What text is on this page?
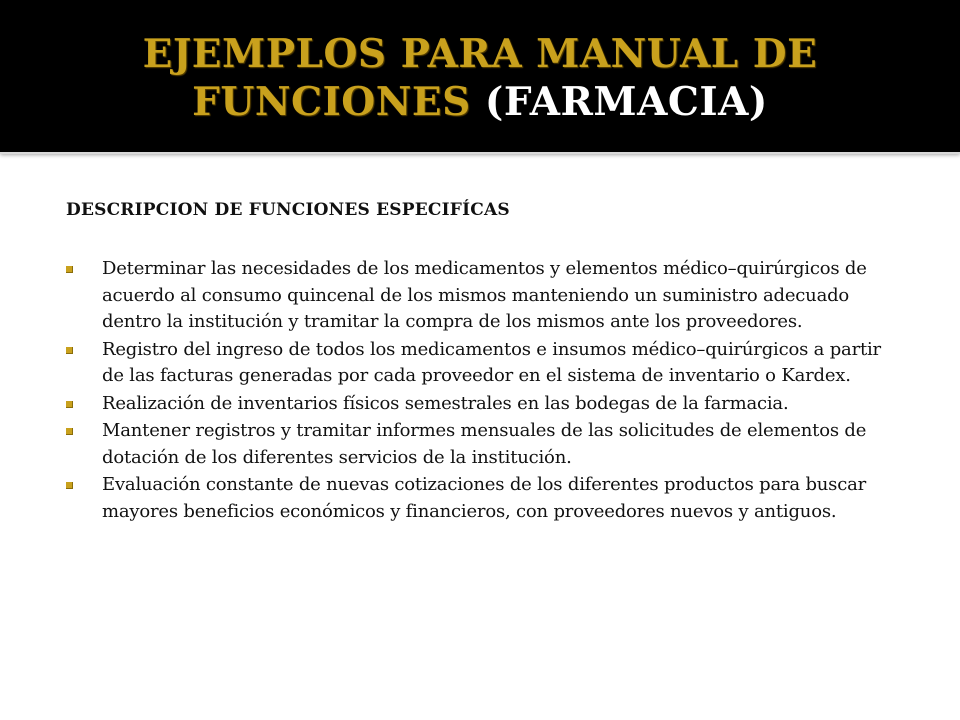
EJEMPLOS PARA MANUAL DE FUNCIONES (FARMACIA)

DESCRIPCION DE FUNCIONES ESPECIFÍCAS

Determinar las necesidades de los medicamentos y elementos médico–quirúrgicos de acuerdo al consumo quincenal de los mismos manteniendo un suministro adecuado dentro la institución y tramitar la compra de los mismos ante los proveedores.
Registro del ingreso de todos los medicamentos e insumos médico–quirúrgicos a partir de las facturas generadas por cada proveedor en el sistema de inventario o Kardex.
Realización de inventarios físicos semestrales en las bodegas de la farmacia.
Mantener registros y tramitar informes mensuales de las solicitudes de elementos de dotación de los diferentes servicios de la institución.
Evaluación constante de nuevas cotizaciones de los diferentes productos para buscar mayores beneficios económicos y financieros, con proveedores nuevos y antiguos.
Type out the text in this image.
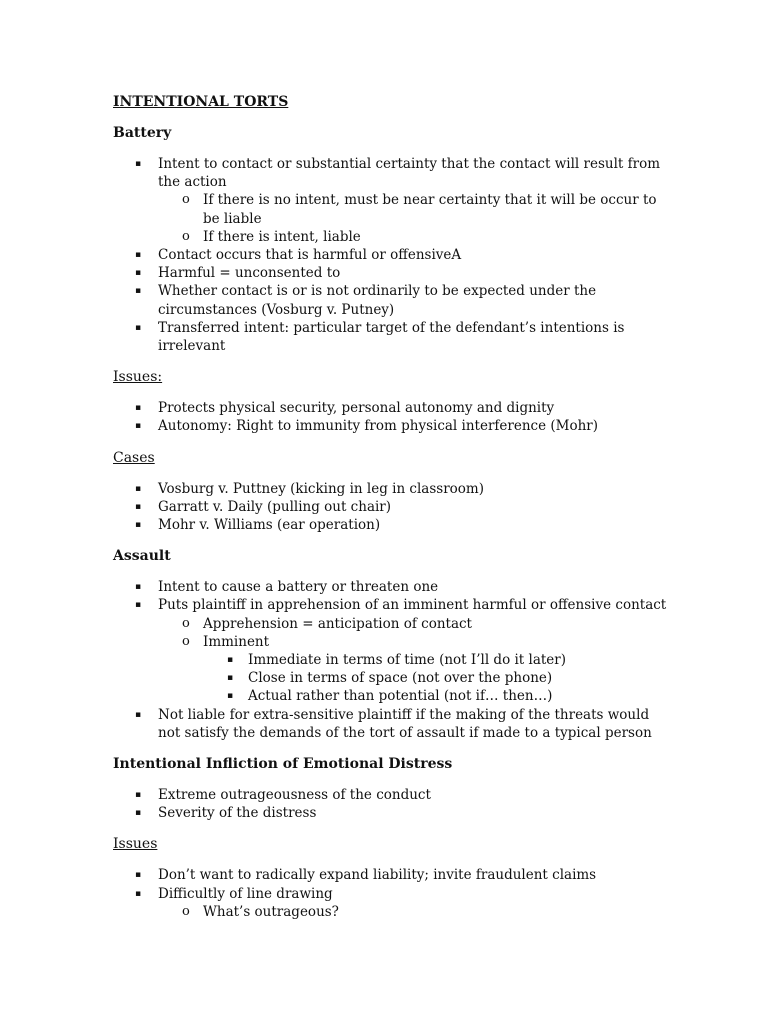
INTENTIONAL TORTS
Battery
▪ Intent to contact or substantial certainty that the contact will result from the action
o If there is no intent, must be near certainty that it will be occur to be liable
o If there is intent, liable
▪ Contact occurs that is harmful or offensiveA
▪ Harmful = unconsented to
▪ Whether contact is or is not ordinarily to be expected under the circumstances (Vosburg v. Putney)
▪ Transferred intent: particular target of the defendant’s intentions is irrelevant
Issues:
▪ Protects physical security, personal autonomy and dignity
▪ Autonomy: Right to immunity from physical interference (Mohr)
Cases
▪ Vosburg v. Puttney (kicking in leg in classroom)
▪ Garratt v. Daily (pulling out chair)
▪ Mohr v. Williams (ear operation)
Assault
▪ Intent to cause a battery or threaten one
▪ Puts plaintiff in apprehension of an imminent harmful or offensive contact
o Apprehension = anticipation of contact
o Imminent
▪ Immediate in terms of time (not I’ll do it later)
▪ Close in terms of space (not over the phone)
▪ Actual rather than potential (not if… then…)
▪ Not liable for extra-sensitive plaintiff if the making of the threats would not satisfy the demands of the tort of assault if made to a typical person
Intentional Infliction of Emotional Distress
▪ Extreme outrageousness of the conduct
▪ Severity of the distress
Issues
▪ Don’t want to radically expand liability; invite fraudulent claims
▪ Difficultly of line drawing
o What’s outrageous?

### [EXERCISE INSTRUCTIONS]
The data above should be repeated exactly, minus any pictures.

### [PROBLEM SOLUTION]
What text is on this page?
EJEMPLOS PARA MANUAL DE FUNCIONES (FARMACIA)

DESCRIPCION DE FUNCIONES ESPECIFÍCAS

Determinar las necesidades de los medicamentos y elementos médico–quirúrgicos de acuerdo al consumo quincenal de los mismos manteniendo un suministro adecuado dentro la institución y tramitar la compra de los mismos ante los proveedores.
Registro del ingreso de todos los medicamentos e insumos médico–quirúrgicos a partir de las facturas generadas por cada proveedor en el sistema de inventario o Kardex.
Realización de inventarios físicos semestrales en las bodegas de la farmacia.
Mantener registros y tramitar informes mensuales de las solicitudes de elementos de dotación de los diferentes servicios de la institución.
Evaluación constante de nuevas cotizaciones de los diferentes productos para buscar mayores beneficios económicos y financieros, con proveedores nuevos y antiguos.
Type out the text in this image.
INTENTIONAL TORTS
Battery
▪ Intent to contact or substantial certainty that the contact will result from the action
o If there is no intent, must be near certainty that it will be occur to be liable
o If there is intent, liable
▪ Contact occurs that is harmful or offensiveA
▪ Harmful = unconsented to
▪ Whether contact is or is not ordinarily to be expected under the circumstances (Vosburg v. Putney)
▪ Transferred intent: particular target of the defendant’s intentions is irrelevant
Issues:
▪ Protects physical security, personal autonomy and dignity
▪ Autonomy: Right to immunity from physical interference (Mohr)
Cases
▪ Vosburg v. Puttney (kicking in leg in classroom)
▪ Garratt v. Daily (pulling out chair)
▪ Mohr v. Williams (ear operation)
Assault
▪ Intent to cause a battery or threaten one
▪ Puts plaintiff in apprehension of an imminent harmful or offensive contact
o Apprehension = anticipation of contact
o Imminent
▪ Immediate in terms of time (not I’ll do it later)
▪ Close in terms of space (not over the phone)
▪ Actual rather than potential (not if… then…)
▪ Not liable for extra-sensitive plaintiff if the making of the threats would not satisfy the demands of the tort of assault if made to a typical person
Intentional Infliction of Emotional Distress
▪ Extreme outrageousness of the conduct
▪ Severity of the distress
Issues
▪ Don’t want to radically expand liability; invite fraudulent claims
▪ Difficultly of line drawing
o What’s outrageous?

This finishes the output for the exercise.